*** Data supplied
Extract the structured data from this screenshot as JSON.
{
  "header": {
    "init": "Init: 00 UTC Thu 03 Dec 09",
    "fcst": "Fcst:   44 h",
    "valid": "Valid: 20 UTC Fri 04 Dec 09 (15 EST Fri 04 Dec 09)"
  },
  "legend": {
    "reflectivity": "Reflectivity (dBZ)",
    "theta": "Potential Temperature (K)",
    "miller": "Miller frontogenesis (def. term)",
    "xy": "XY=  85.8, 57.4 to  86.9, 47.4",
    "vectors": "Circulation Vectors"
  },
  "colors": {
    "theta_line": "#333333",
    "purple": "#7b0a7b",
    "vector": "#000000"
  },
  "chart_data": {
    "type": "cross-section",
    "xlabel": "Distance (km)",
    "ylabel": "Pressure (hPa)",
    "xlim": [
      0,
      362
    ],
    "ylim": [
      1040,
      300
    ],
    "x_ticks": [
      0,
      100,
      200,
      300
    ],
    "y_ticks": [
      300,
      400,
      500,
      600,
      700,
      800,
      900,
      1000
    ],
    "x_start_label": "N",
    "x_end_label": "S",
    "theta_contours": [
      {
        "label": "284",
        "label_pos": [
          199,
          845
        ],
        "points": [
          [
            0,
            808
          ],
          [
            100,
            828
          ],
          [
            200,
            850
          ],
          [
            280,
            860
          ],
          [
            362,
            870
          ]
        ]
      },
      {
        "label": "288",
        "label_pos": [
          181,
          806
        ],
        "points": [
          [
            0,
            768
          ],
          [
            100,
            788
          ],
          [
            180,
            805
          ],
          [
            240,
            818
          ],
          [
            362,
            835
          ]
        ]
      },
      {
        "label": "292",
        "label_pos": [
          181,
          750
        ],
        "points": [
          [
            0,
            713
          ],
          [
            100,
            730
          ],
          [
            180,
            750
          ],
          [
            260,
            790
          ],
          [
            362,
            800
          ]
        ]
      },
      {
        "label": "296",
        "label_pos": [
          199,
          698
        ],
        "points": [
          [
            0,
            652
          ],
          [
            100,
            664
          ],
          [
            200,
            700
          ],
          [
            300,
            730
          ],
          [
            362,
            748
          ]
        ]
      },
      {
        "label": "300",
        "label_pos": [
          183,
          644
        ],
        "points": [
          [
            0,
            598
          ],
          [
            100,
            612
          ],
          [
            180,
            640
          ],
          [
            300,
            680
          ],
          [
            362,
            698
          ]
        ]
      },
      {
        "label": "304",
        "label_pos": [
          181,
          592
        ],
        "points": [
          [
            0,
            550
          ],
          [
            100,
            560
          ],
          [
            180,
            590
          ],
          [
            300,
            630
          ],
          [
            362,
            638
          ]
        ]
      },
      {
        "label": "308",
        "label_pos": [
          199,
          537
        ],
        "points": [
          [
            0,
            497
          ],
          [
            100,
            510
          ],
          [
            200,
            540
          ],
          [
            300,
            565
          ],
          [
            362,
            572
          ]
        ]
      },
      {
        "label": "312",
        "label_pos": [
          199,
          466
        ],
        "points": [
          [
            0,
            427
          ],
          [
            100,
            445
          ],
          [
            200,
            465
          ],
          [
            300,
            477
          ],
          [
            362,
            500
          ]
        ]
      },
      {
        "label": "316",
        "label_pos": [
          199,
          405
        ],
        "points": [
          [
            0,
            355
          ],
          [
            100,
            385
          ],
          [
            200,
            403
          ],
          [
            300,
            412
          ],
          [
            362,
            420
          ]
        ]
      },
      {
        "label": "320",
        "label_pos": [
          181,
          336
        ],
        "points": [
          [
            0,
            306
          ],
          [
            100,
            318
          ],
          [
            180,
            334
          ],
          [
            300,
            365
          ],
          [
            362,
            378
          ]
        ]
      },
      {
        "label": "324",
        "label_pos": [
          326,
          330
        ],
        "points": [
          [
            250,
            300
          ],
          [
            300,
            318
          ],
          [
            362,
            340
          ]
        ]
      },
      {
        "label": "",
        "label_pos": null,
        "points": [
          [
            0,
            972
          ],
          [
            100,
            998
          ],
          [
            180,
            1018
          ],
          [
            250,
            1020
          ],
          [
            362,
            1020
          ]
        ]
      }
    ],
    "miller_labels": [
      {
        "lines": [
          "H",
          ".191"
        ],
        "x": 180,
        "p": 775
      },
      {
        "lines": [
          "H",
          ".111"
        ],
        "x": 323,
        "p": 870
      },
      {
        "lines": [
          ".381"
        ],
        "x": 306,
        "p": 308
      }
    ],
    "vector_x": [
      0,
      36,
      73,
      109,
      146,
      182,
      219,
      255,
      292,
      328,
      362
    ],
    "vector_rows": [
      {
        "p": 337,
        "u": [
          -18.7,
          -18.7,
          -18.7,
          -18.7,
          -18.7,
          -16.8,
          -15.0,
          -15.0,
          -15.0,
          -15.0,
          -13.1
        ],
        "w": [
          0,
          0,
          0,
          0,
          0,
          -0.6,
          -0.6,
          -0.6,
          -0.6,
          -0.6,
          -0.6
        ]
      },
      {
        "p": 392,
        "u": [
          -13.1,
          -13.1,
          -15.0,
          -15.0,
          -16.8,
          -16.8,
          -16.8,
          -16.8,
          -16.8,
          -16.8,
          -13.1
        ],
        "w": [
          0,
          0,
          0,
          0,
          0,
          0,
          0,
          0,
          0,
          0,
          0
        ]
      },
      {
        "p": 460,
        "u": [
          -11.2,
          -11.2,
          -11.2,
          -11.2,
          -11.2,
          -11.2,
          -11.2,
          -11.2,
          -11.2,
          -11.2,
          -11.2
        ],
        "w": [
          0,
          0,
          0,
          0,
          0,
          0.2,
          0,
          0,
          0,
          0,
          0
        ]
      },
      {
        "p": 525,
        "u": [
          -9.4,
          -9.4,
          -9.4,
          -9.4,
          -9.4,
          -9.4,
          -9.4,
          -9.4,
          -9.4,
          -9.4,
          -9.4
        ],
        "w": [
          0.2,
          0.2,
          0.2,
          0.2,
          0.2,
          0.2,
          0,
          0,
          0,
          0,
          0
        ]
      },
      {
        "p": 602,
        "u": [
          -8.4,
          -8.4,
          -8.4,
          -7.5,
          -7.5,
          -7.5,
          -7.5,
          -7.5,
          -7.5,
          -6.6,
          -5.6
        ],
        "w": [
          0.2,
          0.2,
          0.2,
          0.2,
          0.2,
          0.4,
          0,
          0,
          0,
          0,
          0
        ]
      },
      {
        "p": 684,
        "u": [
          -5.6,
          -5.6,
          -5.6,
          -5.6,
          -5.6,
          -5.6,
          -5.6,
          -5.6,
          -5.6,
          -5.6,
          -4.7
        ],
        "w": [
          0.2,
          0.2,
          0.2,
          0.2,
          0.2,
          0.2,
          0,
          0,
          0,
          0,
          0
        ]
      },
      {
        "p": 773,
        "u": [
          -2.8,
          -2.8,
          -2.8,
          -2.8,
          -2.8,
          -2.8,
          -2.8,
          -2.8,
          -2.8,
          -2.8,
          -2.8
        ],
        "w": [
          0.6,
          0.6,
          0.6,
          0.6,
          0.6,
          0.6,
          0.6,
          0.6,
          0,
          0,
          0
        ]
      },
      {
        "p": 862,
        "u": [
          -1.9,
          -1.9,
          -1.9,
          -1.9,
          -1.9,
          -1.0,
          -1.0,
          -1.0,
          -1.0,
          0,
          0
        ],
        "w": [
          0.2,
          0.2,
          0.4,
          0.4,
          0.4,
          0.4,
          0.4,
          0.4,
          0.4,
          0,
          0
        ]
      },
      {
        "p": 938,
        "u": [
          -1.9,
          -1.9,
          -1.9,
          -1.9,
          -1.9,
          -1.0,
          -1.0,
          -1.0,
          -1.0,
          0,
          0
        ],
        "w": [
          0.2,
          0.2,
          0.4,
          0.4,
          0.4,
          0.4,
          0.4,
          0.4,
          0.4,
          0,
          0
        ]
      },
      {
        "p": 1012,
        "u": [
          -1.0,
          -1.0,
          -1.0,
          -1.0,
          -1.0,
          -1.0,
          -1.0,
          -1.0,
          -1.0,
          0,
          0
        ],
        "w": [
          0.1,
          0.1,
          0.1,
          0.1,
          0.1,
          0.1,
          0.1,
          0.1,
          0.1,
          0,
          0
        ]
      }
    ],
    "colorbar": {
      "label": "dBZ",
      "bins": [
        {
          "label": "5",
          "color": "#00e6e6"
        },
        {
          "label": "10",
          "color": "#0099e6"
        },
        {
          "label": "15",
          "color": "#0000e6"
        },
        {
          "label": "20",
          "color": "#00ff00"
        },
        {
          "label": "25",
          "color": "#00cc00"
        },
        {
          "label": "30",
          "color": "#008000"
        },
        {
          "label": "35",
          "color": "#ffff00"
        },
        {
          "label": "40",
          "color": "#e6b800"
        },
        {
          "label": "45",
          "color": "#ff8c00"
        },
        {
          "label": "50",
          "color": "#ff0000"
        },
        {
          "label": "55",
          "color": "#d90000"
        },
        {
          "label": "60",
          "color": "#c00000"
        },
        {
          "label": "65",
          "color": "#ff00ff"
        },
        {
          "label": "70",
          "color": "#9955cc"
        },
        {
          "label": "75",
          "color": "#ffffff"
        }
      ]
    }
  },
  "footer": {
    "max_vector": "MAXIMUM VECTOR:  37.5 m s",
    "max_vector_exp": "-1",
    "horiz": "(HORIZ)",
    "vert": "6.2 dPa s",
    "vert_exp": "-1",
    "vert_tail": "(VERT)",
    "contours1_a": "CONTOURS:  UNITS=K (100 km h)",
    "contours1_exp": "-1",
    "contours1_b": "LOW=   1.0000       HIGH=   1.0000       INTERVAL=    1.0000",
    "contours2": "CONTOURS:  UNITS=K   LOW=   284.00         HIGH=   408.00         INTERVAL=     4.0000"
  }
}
******
What you are asked to do:
Copy out the lines of the records above in which the string "HIGH" appears.

Solved problem:
    "contours1_b": "LOW=   1.0000       HIGH=   1.0000       INTERVAL=    1.0000",
    "contours2": "CONTOURS:  UNITS=K   LOW=   284.00         HIGH=   408.00         INTERVAL=     4.0000"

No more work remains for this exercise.